Which lines include the word "this"? Copy each of them.

## [RECORDS SHOWN]
::::
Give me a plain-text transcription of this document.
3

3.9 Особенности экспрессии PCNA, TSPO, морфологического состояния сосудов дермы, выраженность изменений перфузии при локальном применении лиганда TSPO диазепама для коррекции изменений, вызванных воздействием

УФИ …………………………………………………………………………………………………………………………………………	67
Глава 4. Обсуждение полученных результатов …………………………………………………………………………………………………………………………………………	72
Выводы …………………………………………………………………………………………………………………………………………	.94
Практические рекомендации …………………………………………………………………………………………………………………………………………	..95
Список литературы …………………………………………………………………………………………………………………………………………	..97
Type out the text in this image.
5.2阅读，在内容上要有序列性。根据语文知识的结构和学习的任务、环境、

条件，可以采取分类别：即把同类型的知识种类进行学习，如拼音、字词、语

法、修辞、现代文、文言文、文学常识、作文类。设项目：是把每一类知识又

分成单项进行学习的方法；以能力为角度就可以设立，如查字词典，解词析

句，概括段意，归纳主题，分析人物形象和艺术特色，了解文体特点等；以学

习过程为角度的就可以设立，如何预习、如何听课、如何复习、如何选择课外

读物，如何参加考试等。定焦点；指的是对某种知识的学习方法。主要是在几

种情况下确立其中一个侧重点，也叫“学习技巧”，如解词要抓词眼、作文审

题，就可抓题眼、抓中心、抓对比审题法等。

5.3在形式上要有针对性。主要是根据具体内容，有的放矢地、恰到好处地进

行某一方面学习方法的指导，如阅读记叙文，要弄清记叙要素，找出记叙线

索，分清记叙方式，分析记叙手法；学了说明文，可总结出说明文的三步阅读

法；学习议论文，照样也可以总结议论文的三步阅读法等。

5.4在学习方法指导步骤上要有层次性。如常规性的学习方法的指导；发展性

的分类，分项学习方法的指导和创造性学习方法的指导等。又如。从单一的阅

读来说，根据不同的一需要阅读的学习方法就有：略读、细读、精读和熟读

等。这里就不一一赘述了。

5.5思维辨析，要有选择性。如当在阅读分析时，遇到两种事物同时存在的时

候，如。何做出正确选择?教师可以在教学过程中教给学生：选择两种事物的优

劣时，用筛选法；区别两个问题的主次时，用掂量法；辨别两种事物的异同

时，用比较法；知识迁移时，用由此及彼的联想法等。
::::
## [REPLY]
Give me a plain-text transcription of this document.
Type out the text in this image.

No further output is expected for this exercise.